— Begin RECORDS FOR PROCESSING —

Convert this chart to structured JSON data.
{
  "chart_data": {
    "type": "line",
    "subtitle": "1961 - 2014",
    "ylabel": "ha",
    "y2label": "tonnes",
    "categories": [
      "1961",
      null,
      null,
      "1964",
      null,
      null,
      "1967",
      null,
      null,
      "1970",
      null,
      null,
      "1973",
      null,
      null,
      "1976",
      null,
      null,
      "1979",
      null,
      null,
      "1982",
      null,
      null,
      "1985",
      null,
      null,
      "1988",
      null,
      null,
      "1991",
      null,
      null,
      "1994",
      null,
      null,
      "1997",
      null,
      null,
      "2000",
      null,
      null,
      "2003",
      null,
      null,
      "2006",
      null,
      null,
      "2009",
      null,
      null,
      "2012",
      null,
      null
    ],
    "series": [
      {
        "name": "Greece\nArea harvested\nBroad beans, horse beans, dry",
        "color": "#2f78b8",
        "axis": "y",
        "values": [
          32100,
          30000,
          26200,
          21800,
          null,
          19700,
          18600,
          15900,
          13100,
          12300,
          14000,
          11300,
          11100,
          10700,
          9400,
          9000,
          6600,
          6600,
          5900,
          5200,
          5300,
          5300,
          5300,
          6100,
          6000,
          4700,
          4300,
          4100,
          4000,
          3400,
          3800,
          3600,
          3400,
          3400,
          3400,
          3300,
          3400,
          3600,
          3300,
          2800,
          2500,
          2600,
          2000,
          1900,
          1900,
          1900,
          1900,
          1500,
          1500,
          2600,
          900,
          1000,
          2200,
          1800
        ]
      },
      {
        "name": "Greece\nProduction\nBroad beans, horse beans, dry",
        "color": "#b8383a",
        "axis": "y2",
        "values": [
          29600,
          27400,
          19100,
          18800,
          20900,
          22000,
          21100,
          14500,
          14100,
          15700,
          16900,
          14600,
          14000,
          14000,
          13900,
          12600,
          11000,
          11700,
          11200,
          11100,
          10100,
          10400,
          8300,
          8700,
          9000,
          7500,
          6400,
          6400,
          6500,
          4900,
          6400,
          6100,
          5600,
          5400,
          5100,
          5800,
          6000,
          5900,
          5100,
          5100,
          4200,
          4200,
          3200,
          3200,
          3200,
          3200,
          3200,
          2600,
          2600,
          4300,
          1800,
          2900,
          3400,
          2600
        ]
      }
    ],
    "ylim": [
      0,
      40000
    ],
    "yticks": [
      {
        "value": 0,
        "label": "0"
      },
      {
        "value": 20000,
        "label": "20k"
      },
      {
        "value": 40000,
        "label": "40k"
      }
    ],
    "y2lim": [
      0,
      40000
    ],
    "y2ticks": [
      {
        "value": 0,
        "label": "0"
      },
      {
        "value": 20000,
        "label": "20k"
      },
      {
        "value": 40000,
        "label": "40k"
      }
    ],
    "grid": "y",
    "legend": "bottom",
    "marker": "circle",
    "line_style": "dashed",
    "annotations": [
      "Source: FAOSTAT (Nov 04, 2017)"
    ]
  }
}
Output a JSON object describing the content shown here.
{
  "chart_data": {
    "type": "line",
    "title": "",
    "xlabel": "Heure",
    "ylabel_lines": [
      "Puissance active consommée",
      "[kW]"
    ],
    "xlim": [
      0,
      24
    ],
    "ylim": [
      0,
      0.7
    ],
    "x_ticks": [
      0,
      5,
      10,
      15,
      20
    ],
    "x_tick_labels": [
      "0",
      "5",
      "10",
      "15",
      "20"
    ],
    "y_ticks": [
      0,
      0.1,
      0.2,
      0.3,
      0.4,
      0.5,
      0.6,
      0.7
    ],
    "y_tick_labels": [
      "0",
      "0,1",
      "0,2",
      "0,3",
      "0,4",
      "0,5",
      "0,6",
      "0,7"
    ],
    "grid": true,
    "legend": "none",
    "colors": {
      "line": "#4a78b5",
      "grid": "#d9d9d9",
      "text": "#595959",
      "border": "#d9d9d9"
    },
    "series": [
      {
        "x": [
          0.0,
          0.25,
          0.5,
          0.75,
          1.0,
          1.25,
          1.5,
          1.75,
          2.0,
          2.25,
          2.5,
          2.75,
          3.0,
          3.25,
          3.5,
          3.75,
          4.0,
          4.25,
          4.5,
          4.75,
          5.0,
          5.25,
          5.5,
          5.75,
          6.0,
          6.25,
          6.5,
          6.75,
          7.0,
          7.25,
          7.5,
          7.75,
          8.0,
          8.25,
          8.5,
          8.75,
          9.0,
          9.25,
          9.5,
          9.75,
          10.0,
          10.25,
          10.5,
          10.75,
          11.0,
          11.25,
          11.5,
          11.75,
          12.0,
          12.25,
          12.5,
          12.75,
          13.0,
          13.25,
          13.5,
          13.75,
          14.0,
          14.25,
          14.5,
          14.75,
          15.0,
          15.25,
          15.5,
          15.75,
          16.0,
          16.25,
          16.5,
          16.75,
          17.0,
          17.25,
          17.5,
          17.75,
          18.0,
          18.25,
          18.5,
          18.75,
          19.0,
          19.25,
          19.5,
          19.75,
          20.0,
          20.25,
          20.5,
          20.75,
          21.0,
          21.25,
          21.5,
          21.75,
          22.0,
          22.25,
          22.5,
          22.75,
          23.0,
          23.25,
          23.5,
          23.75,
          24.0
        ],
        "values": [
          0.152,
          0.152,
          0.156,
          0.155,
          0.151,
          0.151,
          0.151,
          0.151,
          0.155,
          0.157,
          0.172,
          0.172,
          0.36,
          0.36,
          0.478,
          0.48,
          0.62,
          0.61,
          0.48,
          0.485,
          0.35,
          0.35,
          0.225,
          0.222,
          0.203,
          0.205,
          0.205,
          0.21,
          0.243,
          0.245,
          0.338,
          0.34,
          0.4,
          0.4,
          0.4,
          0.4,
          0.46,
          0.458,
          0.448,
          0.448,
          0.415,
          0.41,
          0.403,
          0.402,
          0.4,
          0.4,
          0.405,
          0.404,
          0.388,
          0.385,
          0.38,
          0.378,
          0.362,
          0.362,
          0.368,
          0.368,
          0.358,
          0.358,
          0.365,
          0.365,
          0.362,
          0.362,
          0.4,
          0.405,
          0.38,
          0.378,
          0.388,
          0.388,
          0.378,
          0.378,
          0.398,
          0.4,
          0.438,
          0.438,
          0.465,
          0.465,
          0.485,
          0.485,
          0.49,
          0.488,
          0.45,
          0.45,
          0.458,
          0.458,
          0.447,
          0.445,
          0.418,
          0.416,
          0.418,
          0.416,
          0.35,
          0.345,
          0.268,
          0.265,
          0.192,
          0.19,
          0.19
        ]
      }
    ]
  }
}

— End RECORDS FOR PROCESSING —

→ **TASK DIRECTIONS**
Pick out lines containing the word "nBroad", each one as written.

→ **RESULT OF THE EXERCISE**
        "name": "Greece\nArea harvested\nBroad beans, horse beans, dry",
        "name": "Greece\nProduction\nBroad beans, horse beans, dry",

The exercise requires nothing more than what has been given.